[Data extracted from a collection]
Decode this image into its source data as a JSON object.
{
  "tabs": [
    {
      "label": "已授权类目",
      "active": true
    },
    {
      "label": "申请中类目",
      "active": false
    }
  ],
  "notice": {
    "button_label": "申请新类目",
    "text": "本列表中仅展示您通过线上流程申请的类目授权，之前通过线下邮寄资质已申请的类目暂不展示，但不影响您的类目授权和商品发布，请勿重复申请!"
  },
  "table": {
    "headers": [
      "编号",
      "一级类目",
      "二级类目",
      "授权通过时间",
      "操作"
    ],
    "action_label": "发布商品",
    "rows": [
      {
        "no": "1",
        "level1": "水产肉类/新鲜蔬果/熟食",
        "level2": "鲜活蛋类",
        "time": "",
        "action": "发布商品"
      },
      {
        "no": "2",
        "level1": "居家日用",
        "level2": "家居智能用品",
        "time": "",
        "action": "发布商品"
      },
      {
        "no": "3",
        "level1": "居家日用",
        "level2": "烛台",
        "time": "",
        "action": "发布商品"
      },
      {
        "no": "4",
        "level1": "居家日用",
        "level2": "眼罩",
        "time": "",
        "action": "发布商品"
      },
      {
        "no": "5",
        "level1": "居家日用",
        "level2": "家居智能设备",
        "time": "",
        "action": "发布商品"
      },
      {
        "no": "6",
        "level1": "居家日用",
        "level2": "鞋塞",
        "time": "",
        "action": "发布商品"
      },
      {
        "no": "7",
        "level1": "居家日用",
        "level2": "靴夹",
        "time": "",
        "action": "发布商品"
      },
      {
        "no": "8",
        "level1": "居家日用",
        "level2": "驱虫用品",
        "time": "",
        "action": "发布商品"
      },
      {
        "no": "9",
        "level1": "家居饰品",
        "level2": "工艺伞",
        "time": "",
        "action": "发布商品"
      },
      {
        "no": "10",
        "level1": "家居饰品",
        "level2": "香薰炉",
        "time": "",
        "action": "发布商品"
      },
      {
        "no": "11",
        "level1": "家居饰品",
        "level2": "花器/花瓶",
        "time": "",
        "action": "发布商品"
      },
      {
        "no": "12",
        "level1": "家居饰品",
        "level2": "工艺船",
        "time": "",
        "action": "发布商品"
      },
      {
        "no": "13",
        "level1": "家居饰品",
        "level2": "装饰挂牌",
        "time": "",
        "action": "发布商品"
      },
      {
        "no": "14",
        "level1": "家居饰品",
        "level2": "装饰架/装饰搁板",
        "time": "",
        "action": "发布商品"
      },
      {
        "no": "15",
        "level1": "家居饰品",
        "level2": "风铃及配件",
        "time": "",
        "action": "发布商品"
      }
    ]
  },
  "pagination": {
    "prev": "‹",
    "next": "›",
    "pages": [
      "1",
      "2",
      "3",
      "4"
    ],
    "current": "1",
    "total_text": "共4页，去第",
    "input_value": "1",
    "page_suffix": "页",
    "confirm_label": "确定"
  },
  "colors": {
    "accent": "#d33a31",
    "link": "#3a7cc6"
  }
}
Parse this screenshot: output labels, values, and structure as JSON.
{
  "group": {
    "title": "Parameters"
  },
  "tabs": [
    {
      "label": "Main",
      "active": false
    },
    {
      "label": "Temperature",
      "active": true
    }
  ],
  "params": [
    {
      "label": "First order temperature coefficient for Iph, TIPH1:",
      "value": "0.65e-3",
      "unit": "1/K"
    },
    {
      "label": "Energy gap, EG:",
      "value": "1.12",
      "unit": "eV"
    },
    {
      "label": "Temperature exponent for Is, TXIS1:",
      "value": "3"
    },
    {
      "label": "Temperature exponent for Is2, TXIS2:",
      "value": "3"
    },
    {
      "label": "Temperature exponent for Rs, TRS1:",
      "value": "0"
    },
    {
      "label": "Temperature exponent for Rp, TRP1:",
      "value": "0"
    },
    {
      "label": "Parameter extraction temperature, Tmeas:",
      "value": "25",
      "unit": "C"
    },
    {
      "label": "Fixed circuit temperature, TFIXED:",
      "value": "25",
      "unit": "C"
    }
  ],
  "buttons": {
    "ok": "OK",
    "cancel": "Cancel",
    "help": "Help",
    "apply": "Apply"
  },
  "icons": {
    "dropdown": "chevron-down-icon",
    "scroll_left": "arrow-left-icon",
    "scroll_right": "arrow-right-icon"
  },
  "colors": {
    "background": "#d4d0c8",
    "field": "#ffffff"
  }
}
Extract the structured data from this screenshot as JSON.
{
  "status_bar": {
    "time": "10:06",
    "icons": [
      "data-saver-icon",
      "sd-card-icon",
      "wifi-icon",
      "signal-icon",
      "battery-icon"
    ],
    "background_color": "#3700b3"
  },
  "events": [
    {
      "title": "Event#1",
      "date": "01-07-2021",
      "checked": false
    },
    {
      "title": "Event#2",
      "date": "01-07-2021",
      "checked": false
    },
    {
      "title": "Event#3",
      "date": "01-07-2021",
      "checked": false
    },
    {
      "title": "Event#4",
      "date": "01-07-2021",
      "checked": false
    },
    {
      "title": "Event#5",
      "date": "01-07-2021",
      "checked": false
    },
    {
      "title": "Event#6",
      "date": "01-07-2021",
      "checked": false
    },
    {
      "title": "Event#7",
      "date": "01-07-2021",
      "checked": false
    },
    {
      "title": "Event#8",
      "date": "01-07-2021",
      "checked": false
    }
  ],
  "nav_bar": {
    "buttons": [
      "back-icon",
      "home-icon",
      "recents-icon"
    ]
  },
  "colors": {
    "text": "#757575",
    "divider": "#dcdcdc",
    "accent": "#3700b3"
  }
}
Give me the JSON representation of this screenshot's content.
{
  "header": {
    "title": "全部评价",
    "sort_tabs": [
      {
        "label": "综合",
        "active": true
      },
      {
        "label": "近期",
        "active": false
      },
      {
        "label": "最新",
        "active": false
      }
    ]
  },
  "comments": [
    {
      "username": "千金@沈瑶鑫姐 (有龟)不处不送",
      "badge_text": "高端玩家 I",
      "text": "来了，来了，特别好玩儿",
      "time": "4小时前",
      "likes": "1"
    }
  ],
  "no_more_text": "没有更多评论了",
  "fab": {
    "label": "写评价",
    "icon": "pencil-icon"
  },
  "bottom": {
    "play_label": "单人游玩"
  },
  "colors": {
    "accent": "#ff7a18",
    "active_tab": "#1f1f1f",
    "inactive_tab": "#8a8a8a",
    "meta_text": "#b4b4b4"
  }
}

Exercise:
Retype every record above exactly as it appears.

Solution:
Decode this image into its source data as a JSON object.
{
  "tabs": [
    {
      "label": "已授权类目",
      "active": true
    },
    {
      "label": "申请中类目",
      "active": false
    }
  ],
  "notice": {
    "button_label": "申请新类目",
    "text": "本列表中仅展示您通过线上流程申请的类目授权，之前通过线下邮寄资质已申请的类目暂不展示，但不影响您的类目授权和商品发布，请勿重复申请!"
  },
  "table": {
    "headers": [
      "编号",
      "一级类目",
      "二级类目",
      "授权通过时间",
      "操作"
    ],
    "action_label": "发布商品",
    "rows": [
      {
        "no": "1",
        "level1": "水产肉类/新鲜蔬果/熟食",
        "level2": "鲜活蛋类",
        "time": "",
        "action": "发布商品"
      },
      {
        "no": "2",
        "level1": "居家日用",
        "level2": "家居智能用品",
        "time": "",
        "action": "发布商品"
      },
      {
        "no": "3",
        "level1": "居家日用",
        "level2": "烛台",
        "time": "",
        "action": "发布商品"
      },
      {
        "no": "4",
        "level1": "居家日用",
        "level2": "眼罩",
        "time": "",
        "action": "发布商品"
      },
      {
        "no": "5",
        "level1": "居家日用",
        "level2": "家居智能设备",
        "time": "",
        "action": "发布商品"
      },
      {
        "no": "6",
        "level1": "居家日用",
        "level2": "鞋塞",
        "time": "",
        "action": "发布商品"
      },
      {
        "no": "7",
        "level1": "居家日用",
        "level2": "靴夹",
        "time": "",
        "action": "发布商品"
      },
      {
        "no": "8",
        "level1": "居家日用",
        "level2": "驱虫用品",
        "time": "",
        "action": "发布商品"
      },
      {
        "no": "9",
        "level1": "家居饰品",
        "level2": "工艺伞",
        "time": "",
        "action": "发布商品"
      },
      {
        "no": "10",
        "level1": "家居饰品",
        "level2": "香薰炉",
        "time": "",
        "action": "发布商品"
      },
      {
        "no": "11",
        "level1": "家居饰品",
        "level2": "花器/花瓶",
        "time": "",
        "action": "发布商品"
      },
      {
        "no": "12",
        "level1": "家居饰品",
        "level2": "工艺船",
        "time": "",
        "action": "发布商品"
      },
      {
        "no": "13",
        "level1": "家居饰品",
        "level2": "装饰挂牌",
        "time": "",
        "action": "发布商品"
      },
      {
        "no": "14",
        "level1": "家居饰品",
        "level2": "装饰架/装饰搁板",
        "time": "",
        "action": "发布商品"
      },
      {
        "no": "15",
        "level1": "家居饰品",
        "level2": "风铃及配件",
        "time": "",
        "action": "发布商品"
      }
    ]
  },
  "pagination": {
    "prev": "‹",
    "next": "›",
    "pages": [
      "1",
      "2",
      "3",
      "4"
    ],
    "current": "1",
    "total_text": "共4页，去第",
    "input_value": "1",
    "page_suffix": "页",
    "confirm_label": "确定"
  },
  "colors": {
    "accent": "#d33a31",
    "link": "#3a7cc6"
  }
}
Parse this screenshot: output labels, values, and structure as JSON.
{
  "group": {
    "title": "Parameters"
  },
  "tabs": [
    {
      "label": "Main",
      "active": false
    },
    {
      "label": "Temperature",
      "active": true
    }
  ],
  "params": [
    {
      "label": "First order temperature coefficient for Iph, TIPH1:",
      "value": "0.65e-3",
      "unit": "1/K"
    },
    {
      "label": "Energy gap, EG:",
      "value": "1.12",
      "unit": "eV"
    },
    {
      "label": "Temperature exponent for Is, TXIS1:",
      "value": "3"
    },
    {
      "label": "Temperature exponent for Is2, TXIS2:",
      "value": "3"
    },
    {
      "label": "Temperature exponent for Rs, TRS1:",
      "value": "0"
    },
    {
      "label": "Temperature exponent for Rp, TRP1:",
      "value": "0"
    },
    {
      "label": "Parameter extraction temperature, Tmeas:",
      "value": "25",
      "unit": "C"
    },
    {
      "label": "Fixed circuit temperature, TFIXED:",
      "value": "25",
      "unit": "C"
    }
  ],
  "buttons": {
    "ok": "OK",
    "cancel": "Cancel",
    "help": "Help",
    "apply": "Apply"
  },
  "icons": {
    "dropdown": "chevron-down-icon",
    "scroll_left": "arrow-left-icon",
    "scroll_right": "arrow-right-icon"
  },
  "colors": {
    "background": "#d4d0c8",
    "field": "#ffffff"
  }
}
Extract the structured data from this screenshot as JSON.
{
  "status_bar": {
    "time": "10:06",
    "icons": [
      "data-saver-icon",
      "sd-card-icon",
      "wifi-icon",
      "signal-icon",
      "battery-icon"
    ],
    "background_color": "#3700b3"
  },
  "events": [
    {
      "title": "Event#1",
      "date": "01-07-2021",
      "checked": false
    },
    {
      "title": "Event#2",
      "date": "01-07-2021",
      "checked": false
    },
    {
      "title": "Event#3",
      "date": "01-07-2021",
      "checked": false
    },
    {
      "title": "Event#4",
      "date": "01-07-2021",
      "checked": false
    },
    {
      "title": "Event#5",
      "date": "01-07-2021",
      "checked": false
    },
    {
      "title": "Event#6",
      "date": "01-07-2021",
      "checked": false
    },
    {
      "title": "Event#7",
      "date": "01-07-2021",
      "checked": false
    },
    {
      "title": "Event#8",
      "date": "01-07-2021",
      "checked": false
    }
  ],
  "nav_bar": {
    "buttons": [
      "back-icon",
      "home-icon",
      "recents-icon"
    ]
  },
  "colors": {
    "text": "#757575",
    "divider": "#dcdcdc",
    "accent": "#3700b3"
  }
}
Give me the JSON representation of this screenshot's content.
{
  "header": {
    "title": "全部评价",
    "sort_tabs": [
      {
        "label": "综合",
        "active": true
      },
      {
        "label": "近期",
        "active": false
      },
      {
        "label": "最新",
        "active": false
      }
    ]
  },
  "comments": [
    {
      "username": "千金@沈瑶鑫姐 (有龟)不处不送",
      "badge_text": "高端玩家 I",
      "text": "来了，来了，特别好玩儿",
      "time": "4小时前",
      "likes": "1"
    }
  ],
  "no_more_text": "没有更多评论了",
  "fab": {
    "label": "写评价",
    "icon": "pencil-icon"
  },
  "bottom": {
    "play_label": "单人游玩"
  },
  "colors": {
    "accent": "#ff7a18",
    "active_tab": "#1f1f1f",
    "inactive_tab": "#8a8a8a",
    "meta_text": "#b4b4b4"
  }
}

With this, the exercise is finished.